== Data rows

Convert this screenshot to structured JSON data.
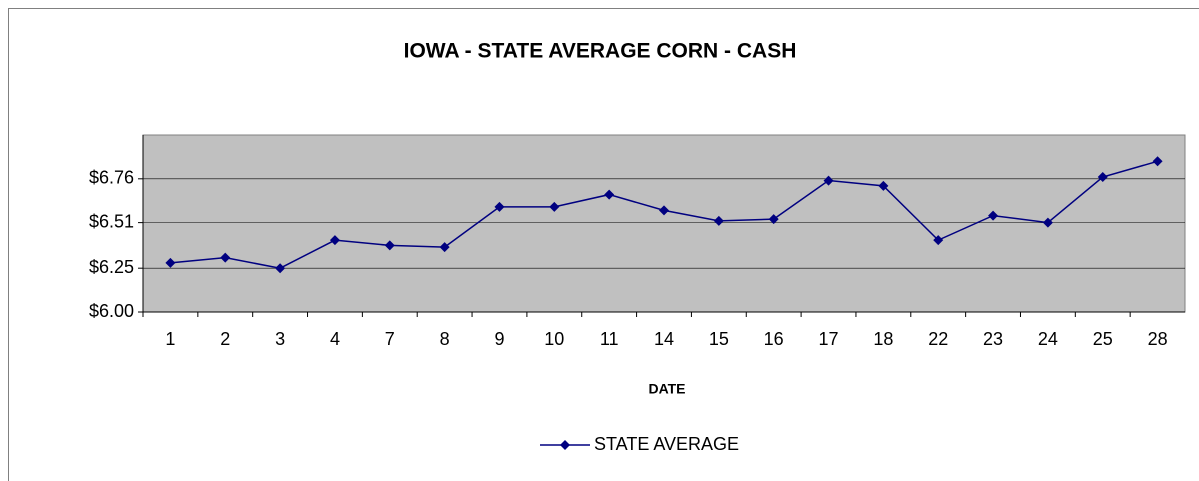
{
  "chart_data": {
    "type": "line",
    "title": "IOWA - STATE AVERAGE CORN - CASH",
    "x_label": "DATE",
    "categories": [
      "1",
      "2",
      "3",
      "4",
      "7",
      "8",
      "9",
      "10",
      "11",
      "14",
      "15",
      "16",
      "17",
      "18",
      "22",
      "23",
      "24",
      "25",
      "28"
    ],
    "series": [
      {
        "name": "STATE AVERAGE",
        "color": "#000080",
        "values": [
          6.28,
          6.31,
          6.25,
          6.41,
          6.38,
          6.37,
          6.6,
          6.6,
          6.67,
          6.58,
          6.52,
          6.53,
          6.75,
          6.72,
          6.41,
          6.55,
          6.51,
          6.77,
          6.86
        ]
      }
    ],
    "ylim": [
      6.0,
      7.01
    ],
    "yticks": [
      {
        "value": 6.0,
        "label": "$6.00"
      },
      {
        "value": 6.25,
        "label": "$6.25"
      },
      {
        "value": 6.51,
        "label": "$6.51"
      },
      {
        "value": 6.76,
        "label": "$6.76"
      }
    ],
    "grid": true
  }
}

====
== Data rows

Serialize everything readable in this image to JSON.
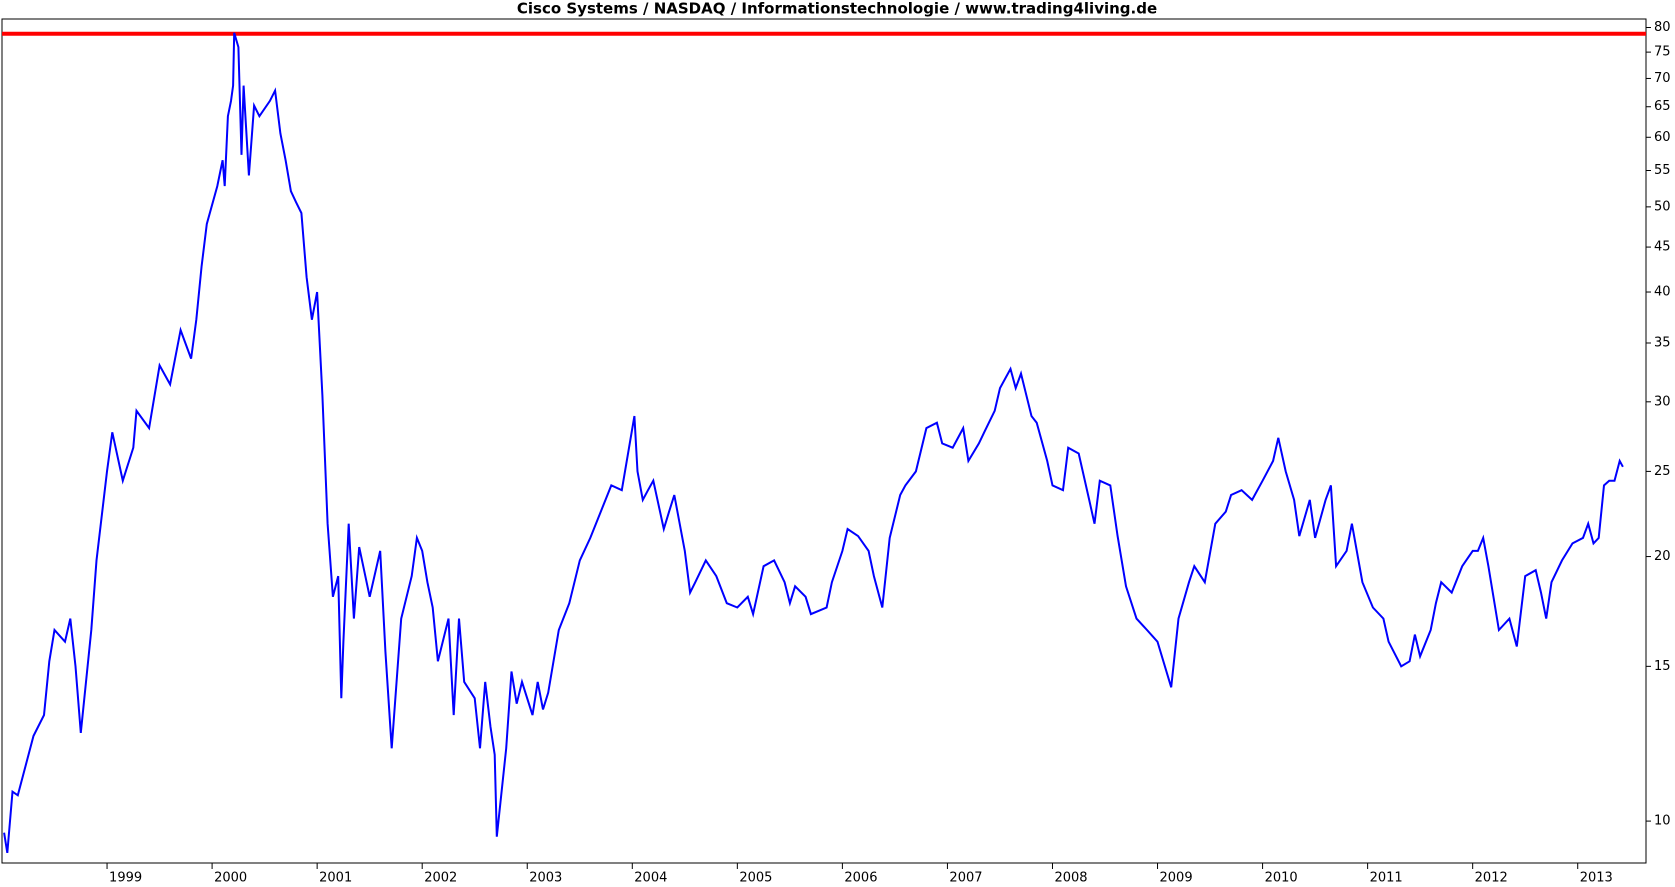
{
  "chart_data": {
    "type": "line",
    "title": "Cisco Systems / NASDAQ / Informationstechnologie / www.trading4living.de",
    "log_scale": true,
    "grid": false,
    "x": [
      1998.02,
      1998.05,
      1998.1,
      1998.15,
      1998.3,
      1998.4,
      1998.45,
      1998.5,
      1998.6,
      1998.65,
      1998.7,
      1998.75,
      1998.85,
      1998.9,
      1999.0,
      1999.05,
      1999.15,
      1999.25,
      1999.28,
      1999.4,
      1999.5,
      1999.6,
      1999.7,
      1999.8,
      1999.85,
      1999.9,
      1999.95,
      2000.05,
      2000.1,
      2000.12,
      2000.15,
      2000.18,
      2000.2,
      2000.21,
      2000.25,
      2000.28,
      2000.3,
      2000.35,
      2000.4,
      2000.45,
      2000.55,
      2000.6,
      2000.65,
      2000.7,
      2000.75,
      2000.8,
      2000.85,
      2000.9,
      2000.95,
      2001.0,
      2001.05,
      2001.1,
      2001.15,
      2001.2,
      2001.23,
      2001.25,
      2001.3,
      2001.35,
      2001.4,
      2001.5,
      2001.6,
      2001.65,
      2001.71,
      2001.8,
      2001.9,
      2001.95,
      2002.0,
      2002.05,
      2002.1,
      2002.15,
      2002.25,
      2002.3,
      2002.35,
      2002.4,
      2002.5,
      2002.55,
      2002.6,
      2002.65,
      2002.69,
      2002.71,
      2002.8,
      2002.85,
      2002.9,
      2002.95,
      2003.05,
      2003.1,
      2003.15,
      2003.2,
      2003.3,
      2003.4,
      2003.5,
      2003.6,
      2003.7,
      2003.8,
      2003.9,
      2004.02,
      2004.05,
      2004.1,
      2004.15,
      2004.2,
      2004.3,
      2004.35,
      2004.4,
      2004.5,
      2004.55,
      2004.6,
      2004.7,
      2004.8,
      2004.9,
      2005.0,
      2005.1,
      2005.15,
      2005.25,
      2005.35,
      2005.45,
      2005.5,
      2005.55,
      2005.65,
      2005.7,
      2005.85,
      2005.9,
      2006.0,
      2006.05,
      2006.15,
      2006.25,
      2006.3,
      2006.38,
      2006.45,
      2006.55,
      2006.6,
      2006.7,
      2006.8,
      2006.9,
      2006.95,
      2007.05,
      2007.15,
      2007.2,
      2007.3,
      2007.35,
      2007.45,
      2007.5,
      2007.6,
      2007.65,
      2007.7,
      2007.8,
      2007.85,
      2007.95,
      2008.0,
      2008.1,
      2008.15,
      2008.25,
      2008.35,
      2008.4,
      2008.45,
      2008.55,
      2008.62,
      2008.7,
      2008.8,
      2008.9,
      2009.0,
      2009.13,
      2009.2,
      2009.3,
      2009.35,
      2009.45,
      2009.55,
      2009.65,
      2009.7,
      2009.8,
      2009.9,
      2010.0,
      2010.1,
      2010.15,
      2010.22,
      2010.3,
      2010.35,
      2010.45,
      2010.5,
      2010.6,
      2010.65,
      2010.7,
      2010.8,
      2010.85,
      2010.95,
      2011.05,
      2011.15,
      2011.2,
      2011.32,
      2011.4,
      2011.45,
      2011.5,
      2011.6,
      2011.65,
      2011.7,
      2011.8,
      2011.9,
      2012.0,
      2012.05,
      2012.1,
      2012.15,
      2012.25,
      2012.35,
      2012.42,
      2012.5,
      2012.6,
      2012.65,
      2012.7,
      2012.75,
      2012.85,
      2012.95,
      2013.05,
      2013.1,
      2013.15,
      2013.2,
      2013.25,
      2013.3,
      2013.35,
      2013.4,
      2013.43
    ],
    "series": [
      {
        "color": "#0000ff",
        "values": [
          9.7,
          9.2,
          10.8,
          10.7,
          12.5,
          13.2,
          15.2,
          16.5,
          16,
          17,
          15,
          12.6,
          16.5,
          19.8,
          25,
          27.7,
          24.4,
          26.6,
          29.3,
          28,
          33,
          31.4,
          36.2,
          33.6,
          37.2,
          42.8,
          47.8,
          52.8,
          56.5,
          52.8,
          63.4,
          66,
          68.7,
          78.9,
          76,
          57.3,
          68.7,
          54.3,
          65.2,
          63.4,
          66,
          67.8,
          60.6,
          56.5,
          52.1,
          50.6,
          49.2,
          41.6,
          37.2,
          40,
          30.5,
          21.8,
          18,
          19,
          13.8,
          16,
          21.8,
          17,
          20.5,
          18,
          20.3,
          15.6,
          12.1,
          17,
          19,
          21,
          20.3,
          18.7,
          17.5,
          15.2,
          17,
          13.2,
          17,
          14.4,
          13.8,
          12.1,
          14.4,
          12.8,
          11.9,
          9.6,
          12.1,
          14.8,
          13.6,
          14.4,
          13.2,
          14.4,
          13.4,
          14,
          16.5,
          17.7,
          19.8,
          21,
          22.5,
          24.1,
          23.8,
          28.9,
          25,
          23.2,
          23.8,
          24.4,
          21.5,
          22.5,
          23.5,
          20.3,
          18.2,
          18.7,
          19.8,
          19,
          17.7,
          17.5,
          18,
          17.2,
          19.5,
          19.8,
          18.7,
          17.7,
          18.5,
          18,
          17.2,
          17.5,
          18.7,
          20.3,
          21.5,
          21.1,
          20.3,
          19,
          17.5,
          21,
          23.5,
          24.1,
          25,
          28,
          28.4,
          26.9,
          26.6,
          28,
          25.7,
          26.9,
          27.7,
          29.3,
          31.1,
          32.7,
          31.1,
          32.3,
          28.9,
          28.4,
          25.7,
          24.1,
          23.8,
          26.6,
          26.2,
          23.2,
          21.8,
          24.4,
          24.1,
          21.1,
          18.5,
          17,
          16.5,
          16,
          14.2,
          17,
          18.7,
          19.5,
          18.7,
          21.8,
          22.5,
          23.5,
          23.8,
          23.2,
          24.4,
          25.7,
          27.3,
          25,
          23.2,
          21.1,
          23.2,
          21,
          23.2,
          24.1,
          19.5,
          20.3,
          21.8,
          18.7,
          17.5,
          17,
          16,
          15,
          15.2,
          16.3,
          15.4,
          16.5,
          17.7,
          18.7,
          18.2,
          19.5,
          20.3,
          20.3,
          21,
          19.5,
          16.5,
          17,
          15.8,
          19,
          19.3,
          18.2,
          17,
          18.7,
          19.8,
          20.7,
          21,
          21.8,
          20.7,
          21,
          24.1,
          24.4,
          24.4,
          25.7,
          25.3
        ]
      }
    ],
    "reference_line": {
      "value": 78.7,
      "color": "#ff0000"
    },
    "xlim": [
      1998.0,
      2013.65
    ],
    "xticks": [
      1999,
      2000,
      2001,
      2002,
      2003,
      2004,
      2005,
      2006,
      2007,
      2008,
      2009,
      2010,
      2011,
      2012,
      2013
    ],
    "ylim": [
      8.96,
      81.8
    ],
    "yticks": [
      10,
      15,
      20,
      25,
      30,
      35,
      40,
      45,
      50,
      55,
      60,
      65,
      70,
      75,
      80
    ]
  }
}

====

§ **Exercise brief**
Count the lines in which the string "this" appears, then report only that figure.

§ **Task result**
2